Reputation: 53
I am trying to sum all the elements of an array which is initialized in the same code. As every element is independent from each other, I tried to perform the sum in parallel. My code is shown below:
int main(int argc, char** argv)
{
cout.precision(20);
double sumre=0.,Mre[11];
int n=11;
for(int i=0; i<n; i++)
Mre[i]=2.*exp(-10*M_PI*i/(1.*n));
#pragma omp parallel for reduction(+:sumre)
for(int i=0; i<n; i++)
{
sumre+=Mre[i];
}
cout<<sumre<<"\n";
}
which I compile and run with:
g++ -O3 -o sum sumparallel.cpp -fopenmp
./sum
respectively. My problem is that the output differs every time I run it. Sometimes it gives
2.1220129388411006488
or
2.1220129388411002047 Does anyone have an idea what is happening here?
Upvotes: 2
Views: 273
Reputation: 1217
Some of these comments hint at the problem here, but there could be two distinct issues
Double precision numbers do not have 20 decimal precision
If you want to print the maximum precision of sumre
, use something like this
#include <float.h>
int maint(int argc, char* argv[])
{
...

*WHAT YOU ARE ASKED TO DO:* Continue the forum thread about the parallel OpenMP array sum from the point where it stops. The entries that come next have no connection to the thread on OpenMP summation.

*DATA PROVIDED:*
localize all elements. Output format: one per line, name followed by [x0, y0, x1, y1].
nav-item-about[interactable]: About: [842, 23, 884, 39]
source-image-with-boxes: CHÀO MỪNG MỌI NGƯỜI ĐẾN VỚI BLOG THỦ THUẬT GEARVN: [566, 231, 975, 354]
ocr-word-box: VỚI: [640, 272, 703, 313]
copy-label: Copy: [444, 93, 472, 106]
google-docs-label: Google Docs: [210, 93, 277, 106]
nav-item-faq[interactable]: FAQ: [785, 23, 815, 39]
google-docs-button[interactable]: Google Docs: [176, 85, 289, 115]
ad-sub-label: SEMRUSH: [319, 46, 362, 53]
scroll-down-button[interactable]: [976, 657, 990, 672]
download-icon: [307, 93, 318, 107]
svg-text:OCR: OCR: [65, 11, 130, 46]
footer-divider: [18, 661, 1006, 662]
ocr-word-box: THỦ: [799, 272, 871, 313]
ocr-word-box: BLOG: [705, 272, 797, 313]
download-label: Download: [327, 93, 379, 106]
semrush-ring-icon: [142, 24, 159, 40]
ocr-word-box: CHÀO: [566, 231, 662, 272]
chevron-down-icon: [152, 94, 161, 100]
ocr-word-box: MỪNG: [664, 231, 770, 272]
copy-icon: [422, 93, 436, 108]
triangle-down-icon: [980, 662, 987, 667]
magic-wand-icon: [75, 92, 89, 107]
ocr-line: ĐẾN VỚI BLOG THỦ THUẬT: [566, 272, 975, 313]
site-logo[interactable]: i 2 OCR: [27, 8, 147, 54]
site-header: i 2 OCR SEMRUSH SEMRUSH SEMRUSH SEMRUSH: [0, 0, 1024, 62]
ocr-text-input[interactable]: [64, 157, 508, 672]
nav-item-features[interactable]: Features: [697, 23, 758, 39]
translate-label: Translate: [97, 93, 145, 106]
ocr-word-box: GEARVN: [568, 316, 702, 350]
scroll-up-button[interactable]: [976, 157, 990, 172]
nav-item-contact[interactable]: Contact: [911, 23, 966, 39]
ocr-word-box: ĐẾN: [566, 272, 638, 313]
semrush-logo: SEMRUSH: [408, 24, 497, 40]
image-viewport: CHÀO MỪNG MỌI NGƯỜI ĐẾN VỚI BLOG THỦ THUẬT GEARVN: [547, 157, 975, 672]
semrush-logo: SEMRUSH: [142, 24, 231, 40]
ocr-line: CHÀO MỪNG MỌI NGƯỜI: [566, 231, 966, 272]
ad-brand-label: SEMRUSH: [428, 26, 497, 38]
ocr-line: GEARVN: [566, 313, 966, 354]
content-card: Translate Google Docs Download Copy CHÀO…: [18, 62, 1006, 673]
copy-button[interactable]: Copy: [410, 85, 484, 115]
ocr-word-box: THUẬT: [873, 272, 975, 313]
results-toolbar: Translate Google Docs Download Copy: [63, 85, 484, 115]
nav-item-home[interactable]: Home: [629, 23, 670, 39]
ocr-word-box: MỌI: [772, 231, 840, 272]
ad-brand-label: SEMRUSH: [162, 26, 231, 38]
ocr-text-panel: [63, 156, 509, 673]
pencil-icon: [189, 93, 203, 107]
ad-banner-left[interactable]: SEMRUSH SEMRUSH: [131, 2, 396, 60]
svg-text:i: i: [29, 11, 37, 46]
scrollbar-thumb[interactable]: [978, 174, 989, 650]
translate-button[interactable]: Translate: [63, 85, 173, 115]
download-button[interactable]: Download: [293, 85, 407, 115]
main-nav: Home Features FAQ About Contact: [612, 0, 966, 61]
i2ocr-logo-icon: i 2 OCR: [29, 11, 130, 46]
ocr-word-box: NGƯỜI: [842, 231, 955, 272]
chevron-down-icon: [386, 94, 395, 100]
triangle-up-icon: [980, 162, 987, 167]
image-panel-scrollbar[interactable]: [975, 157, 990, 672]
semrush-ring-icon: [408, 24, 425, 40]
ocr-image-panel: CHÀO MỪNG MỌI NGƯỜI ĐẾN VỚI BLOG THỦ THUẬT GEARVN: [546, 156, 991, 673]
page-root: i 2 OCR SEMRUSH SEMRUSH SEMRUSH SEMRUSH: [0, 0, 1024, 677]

*EXERCISE RESULT:*
printf("%.*g", DBL_DECIMAL_DIG, number);
return 0;
}
Floating point arithmetic is non-commutative
The effect of this property is roundoff error. In fact, the function that you have defined, a gaussian, is especially prone to roundoff for summation. Considering that workload distribution of OpenMP parallel for
is undefined, you may receive different answers when you run it. To get around this you may use the kahan summation algorithm. An implementation with OpenMP would look something like this:
...
double sum = 0.0, c = 0.0;
#pragma omp parallel for reduction(+:sum, +:c)
for(i = 0; i < n; i++)
{
double y = Mre[i] - c;
double t = sum + y;
c = (t - sum) - y;
sum = t;
}
sum = sum - c;
...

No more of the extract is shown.